_The problem_. Search the material below for the word "constant" and copy every line in which it occurs.

_Material for this exercise_.

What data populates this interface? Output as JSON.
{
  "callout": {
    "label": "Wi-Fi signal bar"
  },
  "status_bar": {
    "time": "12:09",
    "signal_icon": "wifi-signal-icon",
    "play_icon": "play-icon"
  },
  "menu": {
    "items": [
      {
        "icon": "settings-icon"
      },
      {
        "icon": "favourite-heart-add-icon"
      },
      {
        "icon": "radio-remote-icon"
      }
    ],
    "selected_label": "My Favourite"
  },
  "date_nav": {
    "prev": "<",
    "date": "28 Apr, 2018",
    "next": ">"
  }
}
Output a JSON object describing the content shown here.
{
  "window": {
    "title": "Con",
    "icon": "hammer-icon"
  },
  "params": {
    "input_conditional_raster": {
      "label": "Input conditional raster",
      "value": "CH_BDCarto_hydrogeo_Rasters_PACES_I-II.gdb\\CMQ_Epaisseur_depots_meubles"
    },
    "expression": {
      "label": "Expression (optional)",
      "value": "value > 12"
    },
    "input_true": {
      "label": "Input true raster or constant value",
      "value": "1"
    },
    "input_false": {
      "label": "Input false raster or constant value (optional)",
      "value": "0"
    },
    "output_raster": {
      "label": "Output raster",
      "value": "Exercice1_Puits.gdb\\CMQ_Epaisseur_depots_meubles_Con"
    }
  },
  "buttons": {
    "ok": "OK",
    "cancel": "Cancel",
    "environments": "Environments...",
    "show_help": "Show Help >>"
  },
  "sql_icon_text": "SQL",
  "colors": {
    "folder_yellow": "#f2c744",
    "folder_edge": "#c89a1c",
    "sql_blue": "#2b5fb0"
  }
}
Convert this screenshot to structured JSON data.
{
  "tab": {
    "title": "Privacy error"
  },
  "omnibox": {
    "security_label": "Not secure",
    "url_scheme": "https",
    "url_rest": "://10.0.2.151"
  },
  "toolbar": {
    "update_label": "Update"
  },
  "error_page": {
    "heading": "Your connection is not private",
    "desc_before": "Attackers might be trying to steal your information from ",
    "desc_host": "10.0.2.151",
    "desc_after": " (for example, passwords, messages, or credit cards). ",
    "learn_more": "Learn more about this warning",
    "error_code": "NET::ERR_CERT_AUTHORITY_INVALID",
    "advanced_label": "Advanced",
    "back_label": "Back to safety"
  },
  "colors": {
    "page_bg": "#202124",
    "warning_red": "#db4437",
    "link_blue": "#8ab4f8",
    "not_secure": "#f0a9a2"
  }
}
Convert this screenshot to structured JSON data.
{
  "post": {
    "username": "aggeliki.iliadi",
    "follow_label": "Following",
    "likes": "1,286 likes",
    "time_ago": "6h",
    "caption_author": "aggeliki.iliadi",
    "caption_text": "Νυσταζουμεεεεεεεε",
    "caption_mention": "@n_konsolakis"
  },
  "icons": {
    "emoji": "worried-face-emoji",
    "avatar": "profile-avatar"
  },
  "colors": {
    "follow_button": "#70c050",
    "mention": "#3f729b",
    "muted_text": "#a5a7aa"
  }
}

_Exercise output_.
      "label": "Input true raster or constant value",
      "label": "Input false raster or constant value (optional)",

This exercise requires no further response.